_Saved entries_.
•••••
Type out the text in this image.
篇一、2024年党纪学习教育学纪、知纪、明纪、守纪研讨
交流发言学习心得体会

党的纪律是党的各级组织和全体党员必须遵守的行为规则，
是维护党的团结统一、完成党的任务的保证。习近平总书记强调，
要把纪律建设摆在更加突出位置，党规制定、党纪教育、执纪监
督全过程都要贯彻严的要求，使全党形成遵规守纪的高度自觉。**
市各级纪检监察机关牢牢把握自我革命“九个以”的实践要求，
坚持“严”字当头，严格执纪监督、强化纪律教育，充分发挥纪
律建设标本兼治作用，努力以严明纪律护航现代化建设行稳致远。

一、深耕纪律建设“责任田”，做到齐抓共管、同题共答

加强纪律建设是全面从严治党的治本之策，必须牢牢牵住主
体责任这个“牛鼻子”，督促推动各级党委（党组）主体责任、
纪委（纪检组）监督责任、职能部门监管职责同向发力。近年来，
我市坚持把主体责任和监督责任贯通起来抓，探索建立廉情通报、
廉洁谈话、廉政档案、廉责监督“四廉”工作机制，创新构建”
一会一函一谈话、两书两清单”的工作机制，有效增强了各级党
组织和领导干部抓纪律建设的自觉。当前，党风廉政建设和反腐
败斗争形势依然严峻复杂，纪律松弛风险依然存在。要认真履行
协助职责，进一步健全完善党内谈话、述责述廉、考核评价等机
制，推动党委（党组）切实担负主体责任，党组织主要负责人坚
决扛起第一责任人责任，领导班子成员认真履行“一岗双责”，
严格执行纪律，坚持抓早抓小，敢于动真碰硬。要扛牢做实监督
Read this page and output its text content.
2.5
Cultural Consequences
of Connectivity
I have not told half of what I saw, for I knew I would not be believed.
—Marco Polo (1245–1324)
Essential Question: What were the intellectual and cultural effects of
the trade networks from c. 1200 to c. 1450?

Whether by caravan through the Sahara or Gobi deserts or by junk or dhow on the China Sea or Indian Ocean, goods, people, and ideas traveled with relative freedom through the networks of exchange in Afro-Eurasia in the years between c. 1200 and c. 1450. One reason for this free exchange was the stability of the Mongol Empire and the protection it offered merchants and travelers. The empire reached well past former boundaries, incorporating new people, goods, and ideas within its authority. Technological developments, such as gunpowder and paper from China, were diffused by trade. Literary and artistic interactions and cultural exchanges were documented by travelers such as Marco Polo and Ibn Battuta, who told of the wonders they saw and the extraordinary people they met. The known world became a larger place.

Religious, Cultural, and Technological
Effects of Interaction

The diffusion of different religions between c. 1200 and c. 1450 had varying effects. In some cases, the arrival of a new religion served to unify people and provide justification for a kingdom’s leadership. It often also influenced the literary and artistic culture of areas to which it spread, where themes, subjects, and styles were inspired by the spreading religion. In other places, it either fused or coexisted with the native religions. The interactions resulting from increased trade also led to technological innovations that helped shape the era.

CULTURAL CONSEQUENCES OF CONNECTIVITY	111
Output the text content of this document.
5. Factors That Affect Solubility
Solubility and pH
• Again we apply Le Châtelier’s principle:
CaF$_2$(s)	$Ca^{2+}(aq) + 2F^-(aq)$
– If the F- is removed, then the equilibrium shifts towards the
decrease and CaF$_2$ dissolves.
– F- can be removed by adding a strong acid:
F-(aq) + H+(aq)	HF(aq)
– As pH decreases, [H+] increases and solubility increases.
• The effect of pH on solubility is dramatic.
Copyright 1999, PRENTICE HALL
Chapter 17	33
•••••
_Task description_.
Copy, from the material above, each line in which the string "removed" occurs.

_Written solution_.
– If the F- is removed, then the equilibrium shifts towards the
– F- can be removed by adding a strong acid:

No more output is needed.